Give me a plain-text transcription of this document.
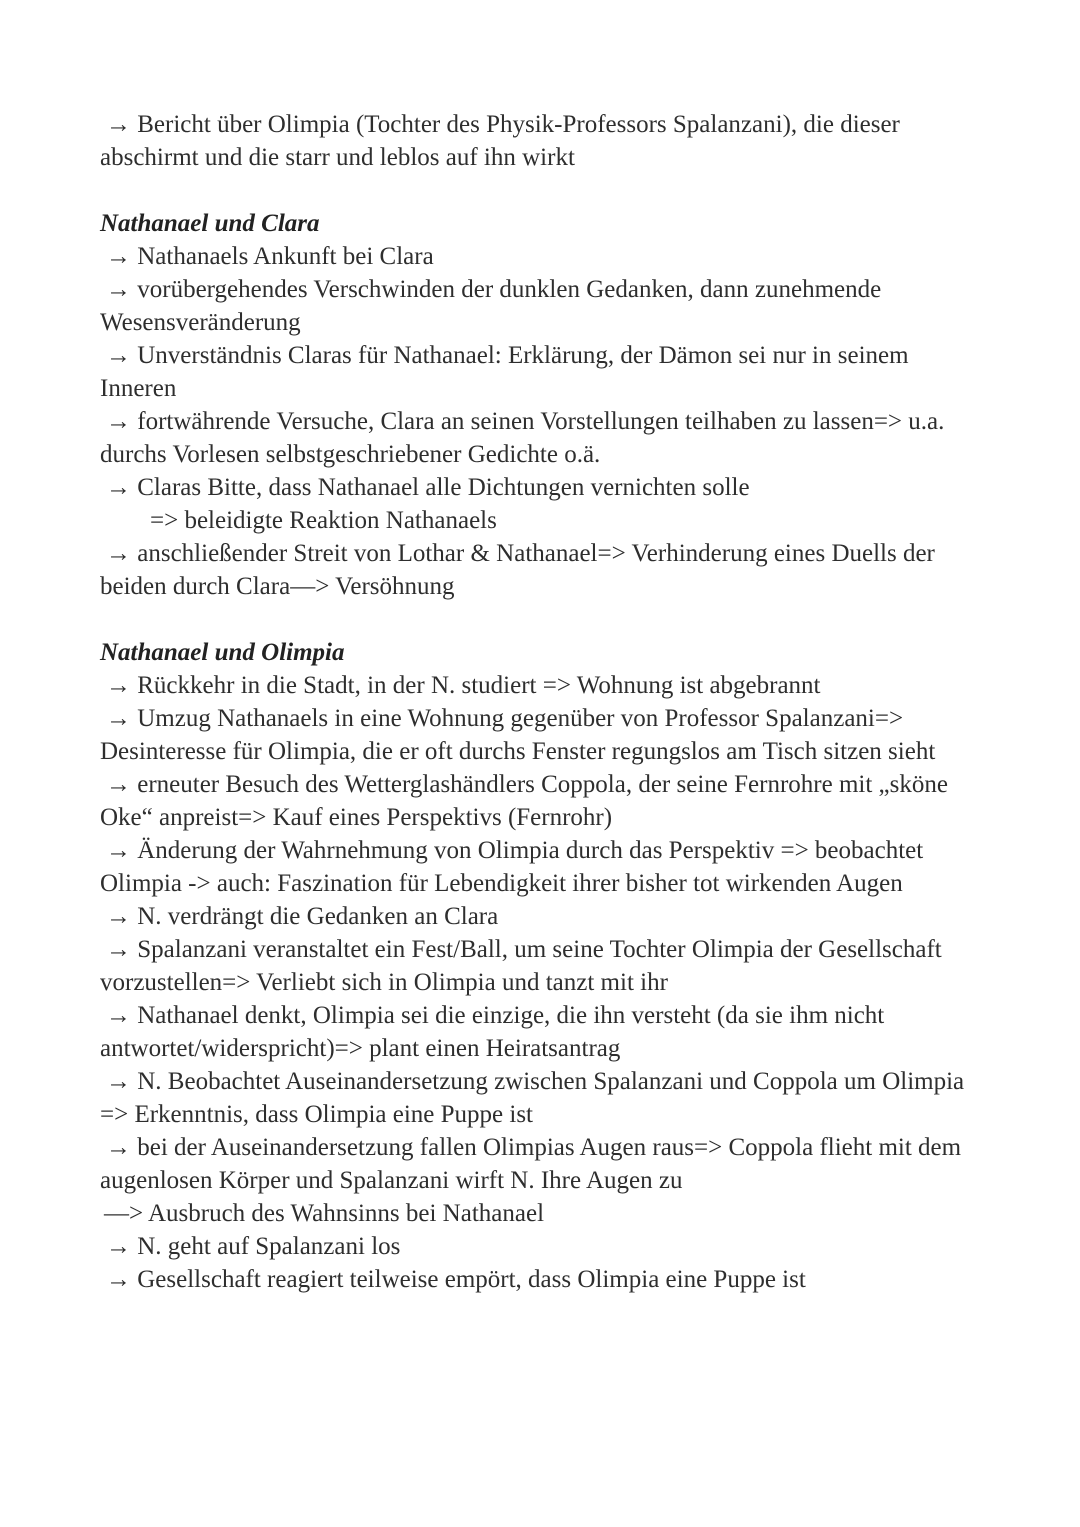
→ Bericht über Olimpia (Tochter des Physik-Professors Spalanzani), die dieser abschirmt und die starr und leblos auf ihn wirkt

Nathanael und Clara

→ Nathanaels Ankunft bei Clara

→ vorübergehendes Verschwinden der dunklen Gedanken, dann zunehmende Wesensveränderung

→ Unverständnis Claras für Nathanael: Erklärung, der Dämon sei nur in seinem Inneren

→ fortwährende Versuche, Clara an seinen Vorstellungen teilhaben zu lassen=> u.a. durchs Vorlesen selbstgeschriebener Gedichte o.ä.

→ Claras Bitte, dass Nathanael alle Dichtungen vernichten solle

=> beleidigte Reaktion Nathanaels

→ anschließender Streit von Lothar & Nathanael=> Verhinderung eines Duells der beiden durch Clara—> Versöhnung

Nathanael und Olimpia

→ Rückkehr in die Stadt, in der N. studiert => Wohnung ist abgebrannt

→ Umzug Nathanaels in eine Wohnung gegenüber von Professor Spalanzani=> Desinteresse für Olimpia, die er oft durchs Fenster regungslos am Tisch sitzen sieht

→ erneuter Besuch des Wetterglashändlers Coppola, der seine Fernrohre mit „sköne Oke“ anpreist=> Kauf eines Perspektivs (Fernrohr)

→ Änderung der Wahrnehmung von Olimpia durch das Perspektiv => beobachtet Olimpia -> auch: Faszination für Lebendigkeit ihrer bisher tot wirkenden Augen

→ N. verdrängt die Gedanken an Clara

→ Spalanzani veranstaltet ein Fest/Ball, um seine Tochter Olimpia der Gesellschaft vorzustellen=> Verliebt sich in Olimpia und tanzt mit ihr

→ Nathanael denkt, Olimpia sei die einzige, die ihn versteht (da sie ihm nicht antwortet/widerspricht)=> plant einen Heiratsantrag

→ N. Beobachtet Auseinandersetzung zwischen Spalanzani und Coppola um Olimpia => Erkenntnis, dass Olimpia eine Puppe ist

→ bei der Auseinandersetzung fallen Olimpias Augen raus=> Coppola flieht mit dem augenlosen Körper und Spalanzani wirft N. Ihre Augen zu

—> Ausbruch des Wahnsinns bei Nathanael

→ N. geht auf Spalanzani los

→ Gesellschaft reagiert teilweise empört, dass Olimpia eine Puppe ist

▶ EXERCISE TASK
Read through the data and copy every line where "Puppe" shows up.

▶ RESPONSE BELOW
→ N. Beobachtet Auseinandersetzung zwischen Spalanzani und Coppola um Olimpia => Erkenntnis, dass Olimpia eine Puppe ist
→ Gesellschaft reagiert teilweise empört, dass Olimpia eine Puppe ist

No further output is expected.